▸ Task statement
Word for word, repeat the entries, minus the pictures.

[Items listed in a dataset]
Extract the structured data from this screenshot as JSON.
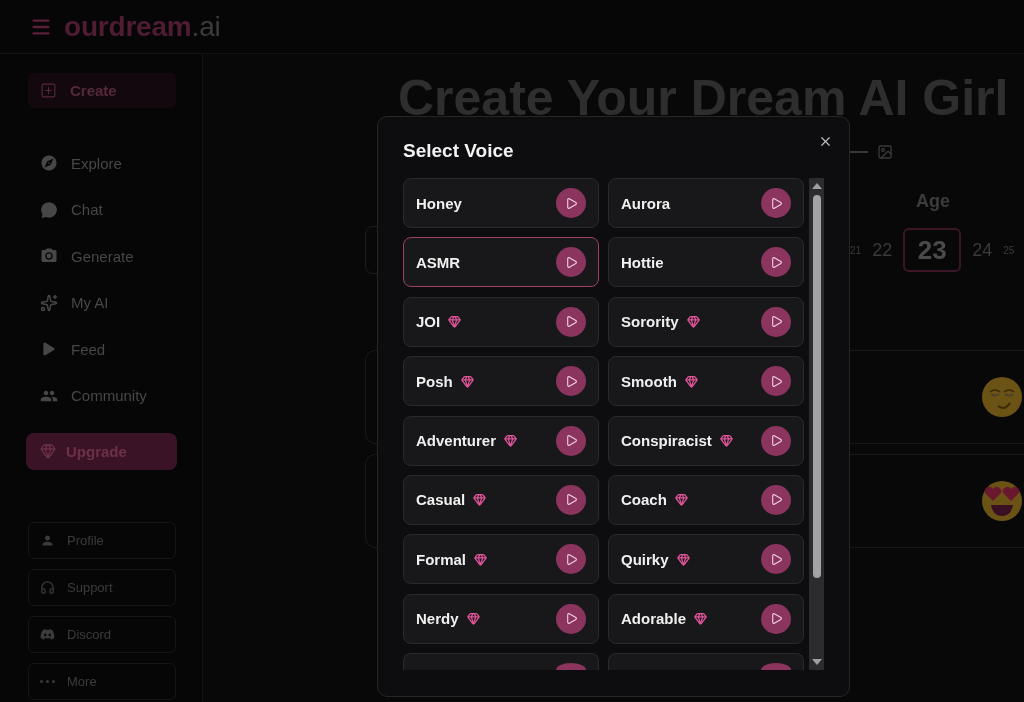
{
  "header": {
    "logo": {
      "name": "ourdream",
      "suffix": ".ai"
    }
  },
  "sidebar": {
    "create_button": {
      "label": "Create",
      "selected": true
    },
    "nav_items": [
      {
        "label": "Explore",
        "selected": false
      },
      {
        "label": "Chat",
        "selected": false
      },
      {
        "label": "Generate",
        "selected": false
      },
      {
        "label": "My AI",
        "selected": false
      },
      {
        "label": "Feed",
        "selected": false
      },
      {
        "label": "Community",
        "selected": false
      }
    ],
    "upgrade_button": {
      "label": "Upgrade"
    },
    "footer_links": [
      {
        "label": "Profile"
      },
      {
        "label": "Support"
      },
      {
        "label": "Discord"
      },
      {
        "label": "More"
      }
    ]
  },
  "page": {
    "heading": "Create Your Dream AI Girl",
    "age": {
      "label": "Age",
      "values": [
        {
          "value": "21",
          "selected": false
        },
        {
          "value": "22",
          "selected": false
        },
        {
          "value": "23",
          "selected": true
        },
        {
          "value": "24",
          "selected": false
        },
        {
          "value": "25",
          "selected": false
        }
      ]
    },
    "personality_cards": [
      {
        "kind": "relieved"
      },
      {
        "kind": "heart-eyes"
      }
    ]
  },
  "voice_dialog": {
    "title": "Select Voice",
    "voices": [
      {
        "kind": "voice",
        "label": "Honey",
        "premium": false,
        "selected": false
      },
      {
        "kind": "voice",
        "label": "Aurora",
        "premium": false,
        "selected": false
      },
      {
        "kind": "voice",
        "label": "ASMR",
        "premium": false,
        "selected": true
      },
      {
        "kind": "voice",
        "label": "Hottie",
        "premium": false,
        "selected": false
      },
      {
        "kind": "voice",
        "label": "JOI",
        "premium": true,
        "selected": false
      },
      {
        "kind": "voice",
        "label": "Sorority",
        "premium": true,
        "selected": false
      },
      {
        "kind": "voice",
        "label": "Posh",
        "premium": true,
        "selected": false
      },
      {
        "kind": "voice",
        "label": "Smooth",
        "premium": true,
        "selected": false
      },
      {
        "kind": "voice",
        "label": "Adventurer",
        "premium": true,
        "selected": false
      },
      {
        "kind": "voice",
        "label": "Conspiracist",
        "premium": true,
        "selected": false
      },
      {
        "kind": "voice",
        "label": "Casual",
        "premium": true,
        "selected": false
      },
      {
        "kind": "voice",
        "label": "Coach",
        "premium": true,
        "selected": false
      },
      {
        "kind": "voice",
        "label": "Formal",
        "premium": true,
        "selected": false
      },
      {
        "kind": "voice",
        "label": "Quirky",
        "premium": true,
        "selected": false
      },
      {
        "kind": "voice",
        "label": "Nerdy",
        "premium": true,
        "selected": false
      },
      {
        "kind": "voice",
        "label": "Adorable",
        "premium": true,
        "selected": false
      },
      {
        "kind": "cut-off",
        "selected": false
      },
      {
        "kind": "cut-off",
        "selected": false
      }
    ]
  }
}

▸ Written solution
Extract the structured data from this screenshot as JSON.
{
  "header": {
    "logo": {
      "name": "ourdream",
      "suffix": ".ai"
    }
  },
  "sidebar": {
    "create_button": {
      "label": "Create",
      "selected": true
    },
    "nav_items": [
      {
        "label": "Explore",
        "selected": false
      },
      {
        "label": "Chat",
        "selected": false
      },
      {
        "label": "Generate",
        "selected": false
      },
      {
        "label": "My AI",
        "selected": false
      },
      {
        "label": "Feed",
        "selected": false
      },
      {
        "label": "Community",
        "selected": false
      }
    ],
    "upgrade_button": {
      "label": "Upgrade"
    },
    "footer_links": [
      {
        "label": "Profile"
      },
      {
        "label": "Support"
      },
      {
        "label": "Discord"
      },
      {
        "label": "More"
      }
    ]
  },
  "page": {
    "heading": "Create Your Dream AI Girl",
    "age": {
      "label": "Age",
      "values": [
        {
          "value": "21",
          "selected": false
        },
        {
          "value": "22",
          "selected": false
        },
        {
          "value": "23",
          "selected": true
        },
        {
          "value": "24",
          "selected": false
        },
        {
          "value": "25",
          "selected": false
        }
      ]
    },
    "personality_cards": [
      {
        "kind": "relieved"
      },
      {
        "kind": "heart-eyes"
      }
    ]
  },
  "voice_dialog": {
    "title": "Select Voice",
    "voices": [
      {
        "kind": "voice",
        "label": "Honey",
        "premium": false,
        "selected": false
      },
      {
        "kind": "voice",
        "label": "Aurora",
        "premium": false,
        "selected": false
      },
      {
        "kind": "voice",
        "label": "ASMR",
        "premium": false,
        "selected": true
      },
      {
        "kind": "voice",
        "label": "Hottie",
        "premium": false,
        "selected": false
      },
      {
        "kind": "voice",
        "label": "JOI",
        "premium": true,
        "selected": false
      },
      {
        "kind": "voice",
        "label": "Sorority",
        "premium": true,
        "selected": false
      },
      {
        "kind": "voice",
        "label": "Posh",
        "premium": true,
        "selected": false
      },
      {
        "kind": "voice",
        "label": "Smooth",
        "premium": true,
        "selected": false
      },
      {
        "kind": "voice",
        "label": "Adventurer",
        "premium": true,
        "selected": false
      },
      {
        "kind": "voice",
        "label": "Conspiracist",
        "premium": true,
        "selected": false
      },
      {
        "kind": "voice",
        "label": "Casual",
        "premium": true,
        "selected": false
      },
      {
        "kind": "voice",
        "label": "Coach",
        "premium": true,
        "selected": false
      },
      {
        "kind": "voice",
        "label": "Formal",
        "premium": true,
        "selected": false
      },
      {
        "kind": "voice",
        "label": "Quirky",
        "premium": true,
        "selected": false
      },
      {
        "kind": "voice",
        "label": "Nerdy",
        "premium": true,
        "selected": false
      },
      {
        "kind": "voice",
        "label": "Adorable",
        "premium": true,
        "selected": false
      },
      {
        "kind": "cut-off",
        "selected": false
      },
      {
        "kind": "cut-off",
        "selected": false
      }
    ]
  }
}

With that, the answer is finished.